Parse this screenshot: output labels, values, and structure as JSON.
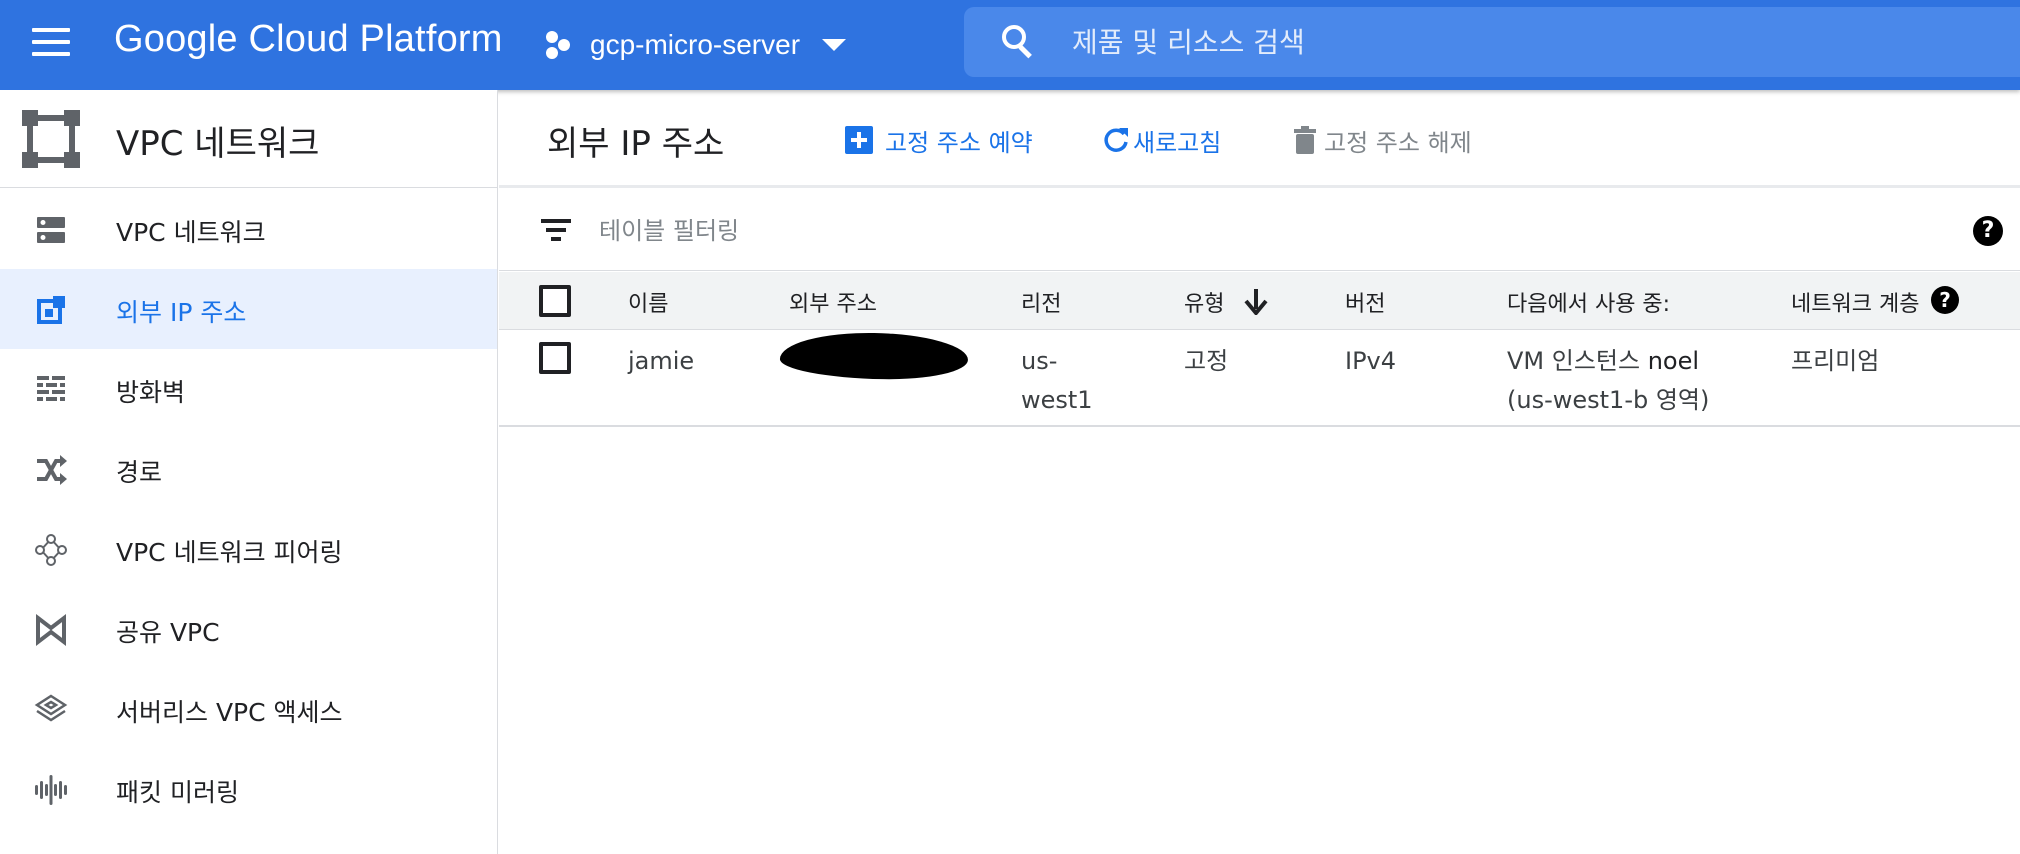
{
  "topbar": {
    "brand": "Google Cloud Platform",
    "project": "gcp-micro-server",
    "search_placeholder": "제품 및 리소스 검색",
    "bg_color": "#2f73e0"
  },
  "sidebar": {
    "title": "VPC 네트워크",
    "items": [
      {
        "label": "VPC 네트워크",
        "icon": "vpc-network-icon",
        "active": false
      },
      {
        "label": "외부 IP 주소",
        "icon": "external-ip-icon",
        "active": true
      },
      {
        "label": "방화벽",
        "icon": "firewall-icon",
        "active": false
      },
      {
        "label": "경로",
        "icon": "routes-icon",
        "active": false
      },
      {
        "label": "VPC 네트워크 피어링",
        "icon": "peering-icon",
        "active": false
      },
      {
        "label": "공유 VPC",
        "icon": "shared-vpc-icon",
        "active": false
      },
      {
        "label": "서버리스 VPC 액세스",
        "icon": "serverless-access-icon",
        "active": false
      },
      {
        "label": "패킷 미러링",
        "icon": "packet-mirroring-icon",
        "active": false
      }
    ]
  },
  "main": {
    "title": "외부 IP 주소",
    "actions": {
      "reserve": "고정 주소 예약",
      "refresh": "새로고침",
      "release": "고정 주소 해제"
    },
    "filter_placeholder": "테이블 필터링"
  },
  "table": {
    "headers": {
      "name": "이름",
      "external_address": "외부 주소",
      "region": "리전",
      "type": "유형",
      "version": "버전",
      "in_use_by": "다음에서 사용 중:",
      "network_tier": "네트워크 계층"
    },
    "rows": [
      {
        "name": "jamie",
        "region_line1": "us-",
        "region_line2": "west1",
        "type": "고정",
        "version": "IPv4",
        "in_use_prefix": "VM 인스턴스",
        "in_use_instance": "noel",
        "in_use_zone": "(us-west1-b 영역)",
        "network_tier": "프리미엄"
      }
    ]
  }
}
* * *
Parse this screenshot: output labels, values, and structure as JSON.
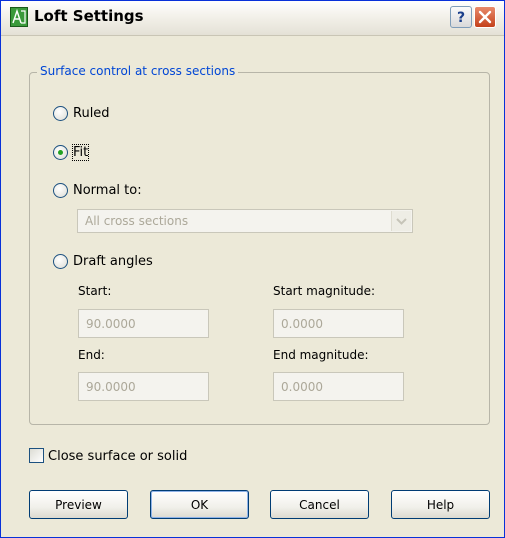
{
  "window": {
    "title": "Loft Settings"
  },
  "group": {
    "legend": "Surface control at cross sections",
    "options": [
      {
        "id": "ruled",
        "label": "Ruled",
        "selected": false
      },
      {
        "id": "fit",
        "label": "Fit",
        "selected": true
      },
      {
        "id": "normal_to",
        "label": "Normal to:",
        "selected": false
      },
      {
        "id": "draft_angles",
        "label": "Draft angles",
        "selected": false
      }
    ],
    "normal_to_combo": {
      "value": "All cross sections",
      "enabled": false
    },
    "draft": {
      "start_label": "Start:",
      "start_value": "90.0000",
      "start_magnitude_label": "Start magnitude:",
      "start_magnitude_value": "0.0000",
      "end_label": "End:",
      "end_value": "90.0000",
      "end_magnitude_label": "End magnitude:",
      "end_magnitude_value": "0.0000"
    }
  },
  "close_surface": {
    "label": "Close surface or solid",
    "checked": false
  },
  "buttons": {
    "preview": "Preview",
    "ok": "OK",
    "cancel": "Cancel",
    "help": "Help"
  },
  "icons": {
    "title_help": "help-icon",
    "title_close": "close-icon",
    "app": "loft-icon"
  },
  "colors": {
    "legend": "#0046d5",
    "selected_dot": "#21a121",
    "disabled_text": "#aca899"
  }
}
* * *
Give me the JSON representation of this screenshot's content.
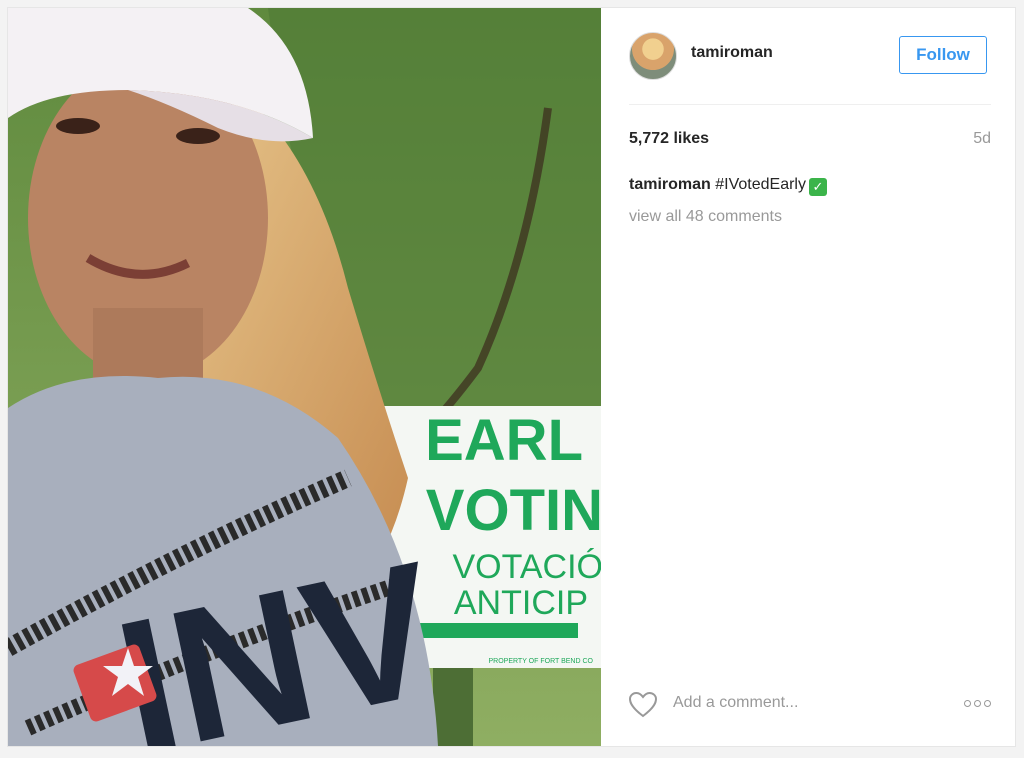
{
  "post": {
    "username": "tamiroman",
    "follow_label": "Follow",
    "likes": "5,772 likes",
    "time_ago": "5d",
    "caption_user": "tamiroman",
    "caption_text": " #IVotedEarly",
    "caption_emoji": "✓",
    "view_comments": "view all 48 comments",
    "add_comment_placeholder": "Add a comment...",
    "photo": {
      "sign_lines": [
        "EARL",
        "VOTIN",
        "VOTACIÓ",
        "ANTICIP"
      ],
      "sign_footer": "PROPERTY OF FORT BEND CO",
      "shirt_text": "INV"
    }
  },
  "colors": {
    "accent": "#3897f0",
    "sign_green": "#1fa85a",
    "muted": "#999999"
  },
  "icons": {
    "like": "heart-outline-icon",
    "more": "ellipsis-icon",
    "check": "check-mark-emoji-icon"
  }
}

GOAL: Your task is to pick out every line with the string "sections" and copy it.

COMPLETED TASK:
    "legend": "Surface control at cross sections",
      "value": "All cross sections",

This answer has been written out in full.